'''
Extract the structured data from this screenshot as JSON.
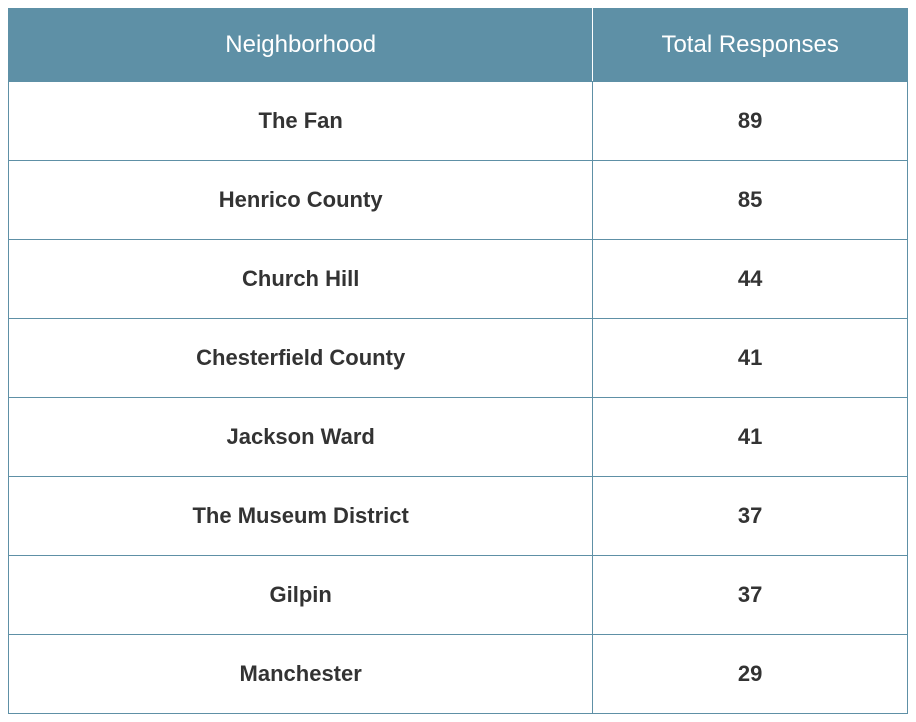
{
  "table": {
    "type": "table",
    "header_bg_color": "#5e90a6",
    "header_text_color": "#ffffff",
    "border_color": "#5e90a6",
    "row_bg_color": "#ffffff",
    "row_text_color": "#333333",
    "header_fontsize": 24,
    "header_fontweight": 400,
    "cell_fontsize": 22,
    "cell_fontweight": 700,
    "columns": [
      {
        "label": "Neighborhood",
        "width_pct": 65,
        "align": "center"
      },
      {
        "label": "Total Responses",
        "width_pct": 35,
        "align": "center"
      }
    ],
    "rows": [
      {
        "neighborhood": "The Fan",
        "responses": "89"
      },
      {
        "neighborhood": "Henrico County",
        "responses": "85"
      },
      {
        "neighborhood": "Church Hill",
        "responses": "44"
      },
      {
        "neighborhood": "Chesterfield County",
        "responses": "41"
      },
      {
        "neighborhood": "Jackson Ward",
        "responses": "41"
      },
      {
        "neighborhood": "The Museum District",
        "responses": "37"
      },
      {
        "neighborhood": "Gilpin",
        "responses": "37"
      },
      {
        "neighborhood": "Manchester",
        "responses": "29"
      }
    ]
  }
}
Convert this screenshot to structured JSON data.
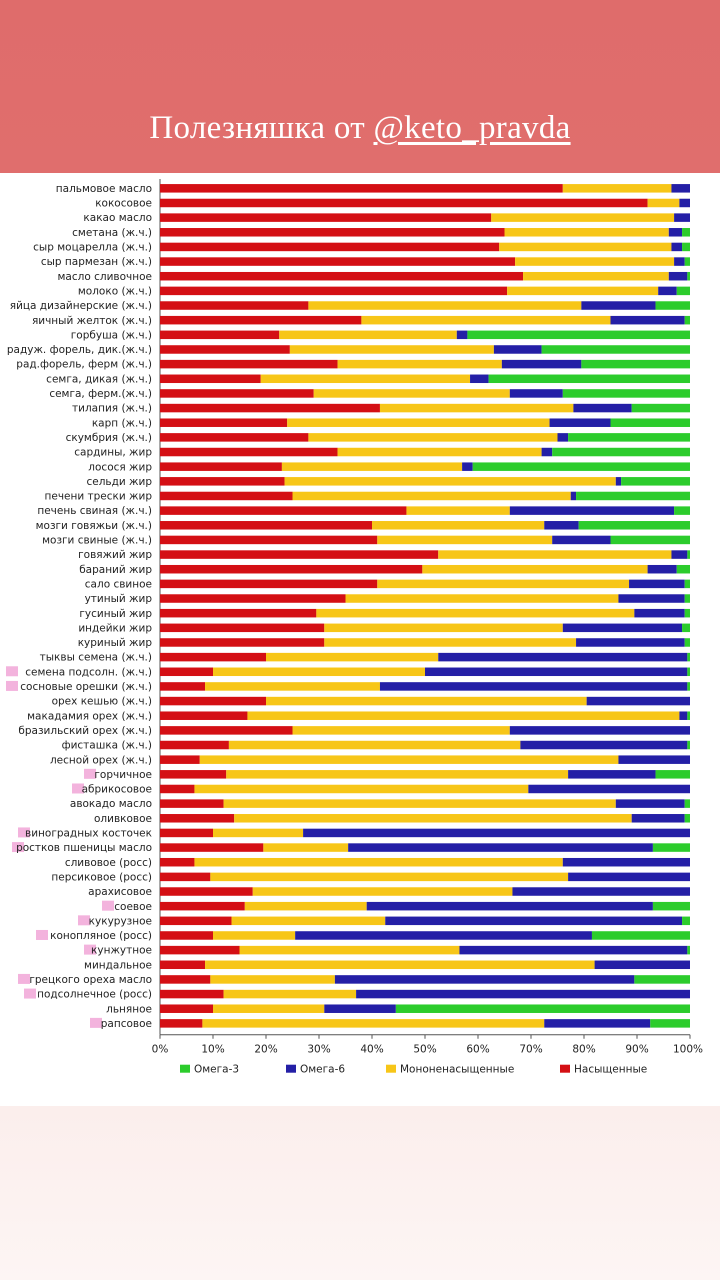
'''
Exercise description: A faithful copy of the records above is needed, with the pictures left out.

Exercise answer:
Extract the structured data from this screenshot as JSON.
{
  "table": {
    "type": "table",
    "header_bg_color": "#5e90a6",
    "header_text_color": "#ffffff",
    "border_color": "#5e90a6",
    "row_bg_color": "#ffffff",
    "row_text_color": "#333333",
    "header_fontsize": 24,
    "header_fontweight": 400,
    "cell_fontsize": 22,
    "cell_fontweight": 700,
    "columns": [
      {
        "label": "Neighborhood",
        "width_pct": 65,
        "align": "center"
      },
      {
        "label": "Total Responses",
        "width_pct": 35,
        "align": "center"
      }
    ],
    "rows": [
      {
        "neighborhood": "The Fan",
        "responses": "89"
      },
      {
        "neighborhood": "Henrico County",
        "responses": "85"
      },
      {
        "neighborhood": "Church Hill",
        "responses": "44"
      },
      {
        "neighborhood": "Chesterfield County",
        "responses": "41"
      },
      {
        "neighborhood": "Jackson Ward",
        "responses": "41"
      },
      {
        "neighborhood": "The Museum District",
        "responses": "37"
      },
      {
        "neighborhood": "Gilpin",
        "responses": "37"
      },
      {
        "neighborhood": "Manchester",
        "responses": "29"
      }
    ]
  }
}
Convert this screenshot to structured JSON data.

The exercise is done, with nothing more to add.